*** Excerpted data ***

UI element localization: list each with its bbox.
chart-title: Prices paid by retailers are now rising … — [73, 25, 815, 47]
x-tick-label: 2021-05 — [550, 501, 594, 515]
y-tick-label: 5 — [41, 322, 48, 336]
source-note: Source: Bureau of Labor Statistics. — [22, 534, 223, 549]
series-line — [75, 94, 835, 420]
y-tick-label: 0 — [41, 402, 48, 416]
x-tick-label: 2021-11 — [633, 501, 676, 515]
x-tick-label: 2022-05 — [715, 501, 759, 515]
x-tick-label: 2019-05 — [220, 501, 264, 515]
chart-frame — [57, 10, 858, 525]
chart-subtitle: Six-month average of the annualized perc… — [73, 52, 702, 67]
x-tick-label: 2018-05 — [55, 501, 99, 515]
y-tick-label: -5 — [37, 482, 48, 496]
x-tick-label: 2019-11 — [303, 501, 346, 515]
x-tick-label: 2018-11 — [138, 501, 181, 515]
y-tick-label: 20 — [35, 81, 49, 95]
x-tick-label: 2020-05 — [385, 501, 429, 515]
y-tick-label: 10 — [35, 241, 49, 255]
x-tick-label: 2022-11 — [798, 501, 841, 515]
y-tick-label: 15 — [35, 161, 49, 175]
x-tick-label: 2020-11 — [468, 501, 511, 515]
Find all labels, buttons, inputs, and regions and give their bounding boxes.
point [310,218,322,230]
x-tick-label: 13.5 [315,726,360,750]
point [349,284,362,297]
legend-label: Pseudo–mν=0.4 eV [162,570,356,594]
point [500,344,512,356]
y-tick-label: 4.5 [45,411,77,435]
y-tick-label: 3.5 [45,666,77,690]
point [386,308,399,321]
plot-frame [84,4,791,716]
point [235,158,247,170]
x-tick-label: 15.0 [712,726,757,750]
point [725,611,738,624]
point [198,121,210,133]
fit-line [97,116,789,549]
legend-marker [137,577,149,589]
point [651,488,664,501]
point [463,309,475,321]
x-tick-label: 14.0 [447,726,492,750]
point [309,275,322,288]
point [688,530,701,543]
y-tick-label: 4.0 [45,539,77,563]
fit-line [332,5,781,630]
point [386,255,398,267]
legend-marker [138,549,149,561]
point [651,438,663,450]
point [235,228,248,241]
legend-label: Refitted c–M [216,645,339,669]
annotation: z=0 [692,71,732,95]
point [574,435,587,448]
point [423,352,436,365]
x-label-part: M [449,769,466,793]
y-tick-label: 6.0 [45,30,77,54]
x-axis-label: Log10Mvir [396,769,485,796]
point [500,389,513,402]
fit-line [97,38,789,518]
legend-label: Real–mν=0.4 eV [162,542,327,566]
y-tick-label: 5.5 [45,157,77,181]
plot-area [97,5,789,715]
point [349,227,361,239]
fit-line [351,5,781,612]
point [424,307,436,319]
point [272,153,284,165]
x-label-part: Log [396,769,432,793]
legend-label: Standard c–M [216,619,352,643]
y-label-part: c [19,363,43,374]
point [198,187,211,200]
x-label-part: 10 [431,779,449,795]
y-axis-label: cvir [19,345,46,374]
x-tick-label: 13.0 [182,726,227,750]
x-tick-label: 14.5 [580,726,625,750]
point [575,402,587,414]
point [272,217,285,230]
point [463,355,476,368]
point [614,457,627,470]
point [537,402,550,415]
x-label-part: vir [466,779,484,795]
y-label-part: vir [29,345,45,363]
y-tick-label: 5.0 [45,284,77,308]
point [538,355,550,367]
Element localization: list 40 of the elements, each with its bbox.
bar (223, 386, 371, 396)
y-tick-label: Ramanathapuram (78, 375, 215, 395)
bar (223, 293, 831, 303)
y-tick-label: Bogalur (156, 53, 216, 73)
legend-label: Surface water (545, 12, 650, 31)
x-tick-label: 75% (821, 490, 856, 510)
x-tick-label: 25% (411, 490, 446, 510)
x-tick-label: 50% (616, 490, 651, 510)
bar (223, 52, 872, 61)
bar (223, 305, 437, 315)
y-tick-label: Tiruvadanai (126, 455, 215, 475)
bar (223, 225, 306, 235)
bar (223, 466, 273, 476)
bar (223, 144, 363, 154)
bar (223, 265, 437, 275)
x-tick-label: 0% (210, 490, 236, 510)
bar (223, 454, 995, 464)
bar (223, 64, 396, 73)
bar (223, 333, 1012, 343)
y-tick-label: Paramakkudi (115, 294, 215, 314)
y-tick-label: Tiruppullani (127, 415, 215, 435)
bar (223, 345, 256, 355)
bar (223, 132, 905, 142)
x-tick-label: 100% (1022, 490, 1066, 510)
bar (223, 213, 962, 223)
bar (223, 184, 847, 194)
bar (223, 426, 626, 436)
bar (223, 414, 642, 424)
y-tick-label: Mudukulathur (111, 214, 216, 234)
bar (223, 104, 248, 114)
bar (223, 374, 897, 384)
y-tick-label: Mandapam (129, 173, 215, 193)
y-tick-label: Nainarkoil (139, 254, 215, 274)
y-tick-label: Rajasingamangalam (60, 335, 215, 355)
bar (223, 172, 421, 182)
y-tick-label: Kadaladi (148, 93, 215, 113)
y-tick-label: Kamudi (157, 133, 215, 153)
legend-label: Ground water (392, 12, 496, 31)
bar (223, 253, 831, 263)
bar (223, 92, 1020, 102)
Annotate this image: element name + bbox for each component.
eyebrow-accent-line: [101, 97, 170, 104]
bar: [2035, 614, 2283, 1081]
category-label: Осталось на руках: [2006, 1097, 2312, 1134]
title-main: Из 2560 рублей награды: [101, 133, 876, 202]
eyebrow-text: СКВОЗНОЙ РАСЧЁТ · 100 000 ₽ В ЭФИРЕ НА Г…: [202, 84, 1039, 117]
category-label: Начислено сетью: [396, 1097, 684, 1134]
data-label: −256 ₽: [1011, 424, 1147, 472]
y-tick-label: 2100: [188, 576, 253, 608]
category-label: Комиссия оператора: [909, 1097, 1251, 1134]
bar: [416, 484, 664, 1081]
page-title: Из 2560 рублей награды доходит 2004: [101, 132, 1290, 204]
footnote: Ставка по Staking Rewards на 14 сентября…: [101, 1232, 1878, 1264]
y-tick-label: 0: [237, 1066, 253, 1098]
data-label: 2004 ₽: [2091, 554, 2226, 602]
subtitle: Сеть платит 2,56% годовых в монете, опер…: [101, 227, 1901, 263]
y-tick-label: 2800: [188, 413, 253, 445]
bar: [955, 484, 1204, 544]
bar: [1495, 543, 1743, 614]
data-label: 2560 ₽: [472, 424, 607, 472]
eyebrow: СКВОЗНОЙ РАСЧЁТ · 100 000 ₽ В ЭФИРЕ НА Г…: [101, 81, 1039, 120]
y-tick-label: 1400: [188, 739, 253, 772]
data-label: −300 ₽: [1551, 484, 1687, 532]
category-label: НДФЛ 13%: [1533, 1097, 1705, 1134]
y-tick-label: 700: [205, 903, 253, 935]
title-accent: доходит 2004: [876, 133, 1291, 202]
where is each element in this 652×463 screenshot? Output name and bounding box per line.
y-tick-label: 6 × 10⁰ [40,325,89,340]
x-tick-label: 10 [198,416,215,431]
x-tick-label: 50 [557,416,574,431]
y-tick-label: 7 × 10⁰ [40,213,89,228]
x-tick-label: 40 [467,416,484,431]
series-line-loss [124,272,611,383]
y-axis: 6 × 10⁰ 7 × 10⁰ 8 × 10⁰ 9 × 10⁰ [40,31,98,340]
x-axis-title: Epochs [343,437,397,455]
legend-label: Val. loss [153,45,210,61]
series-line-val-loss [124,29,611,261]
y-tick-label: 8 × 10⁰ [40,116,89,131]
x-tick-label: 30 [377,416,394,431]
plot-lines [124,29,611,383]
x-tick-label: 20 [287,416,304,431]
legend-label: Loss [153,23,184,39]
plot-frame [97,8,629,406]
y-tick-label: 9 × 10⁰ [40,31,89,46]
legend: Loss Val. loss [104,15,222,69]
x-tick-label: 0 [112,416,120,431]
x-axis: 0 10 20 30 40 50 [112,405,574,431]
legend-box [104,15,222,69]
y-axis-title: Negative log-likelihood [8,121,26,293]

***

_Brief:_ Give the data from the start through the line containing "point [651,488,664,501]" as a JSON list of strings, one string per line, leaving out blank lines.

_Result for this task:_
[
  "UI element localization: list each with its bbox.",
  "chart-title: Prices paid by retailers are now rising … — [73, 25, 815, 47]",
  "x-tick-label: 2021-05 — [550, 501, 594, 515]",
  "y-tick-label: 5 — [41, 322, 48, 336]",
  "source-note: Source: Bureau of Labor Statistics. — [22, 534, 223, 549]",
  "series-line — [75, 94, 835, 420]",
  "y-tick-label: 0 — [41, 402, 48, 416]",
  "x-tick-label: 2021-11 — [633, 501, 676, 515]",
  "x-tick-label: 2022-05 — [715, 501, 759, 515]",
  "x-tick-label: 2019-05 — [220, 501, 264, 515]",
  "chart-frame — [57, 10, 858, 525]",
  "chart-subtitle: Six-month average of the annualized perc… — [73, 52, 702, 67]",
  "x-tick-label: 2018-05 — [55, 501, 99, 515]",
  "y-tick-label: -5 — [37, 482, 48, 496]",
  "x-tick-label: 2019-11 — [303, 501, 346, 515]",
  "x-tick-label: 2018-11 — [138, 501, 181, 515]",
  "y-tick-label: 20 — [35, 81, 49, 95]",
  "x-tick-label: 2020-05 — [385, 501, 429, 515]",
  "y-tick-label: 10 — [35, 241, 49, 255]",
  "x-tick-label: 2022-11 — [798, 501, 841, 515]",
  "y-tick-label: 15 — [35, 161, 49, 175]",
  "x-tick-label: 2020-11 — [468, 501, 511, 515]",
  "Find all labels, buttons, inputs, and regions and give their bounding boxes.",
  "point [310,218,322,230]",
  "x-tick-label: 13.5 [315,726,360,750]",
  "point [349,284,362,297]",
  "legend-label: Pseudo–mν=0.4 eV [162,570,356,594]",
  "point [500,344,512,356]",
  "y-tick-label: 4.5 [45,411,77,435]",
  "y-tick-label: 3.5 [45,666,77,690]",
  "point [386,308,399,321]",
  "plot-frame [84,4,791,716]",
  "point [235,158,247,170]",
  "x-tick-label: 15.0 [712,726,757,750]",
  "point [725,611,738,624]",
  "point [198,121,210,133]",
  "fit-line [97,116,789,549]",
  "legend-marker [137,577,149,589]",
  "point [651,488,664,501]"
]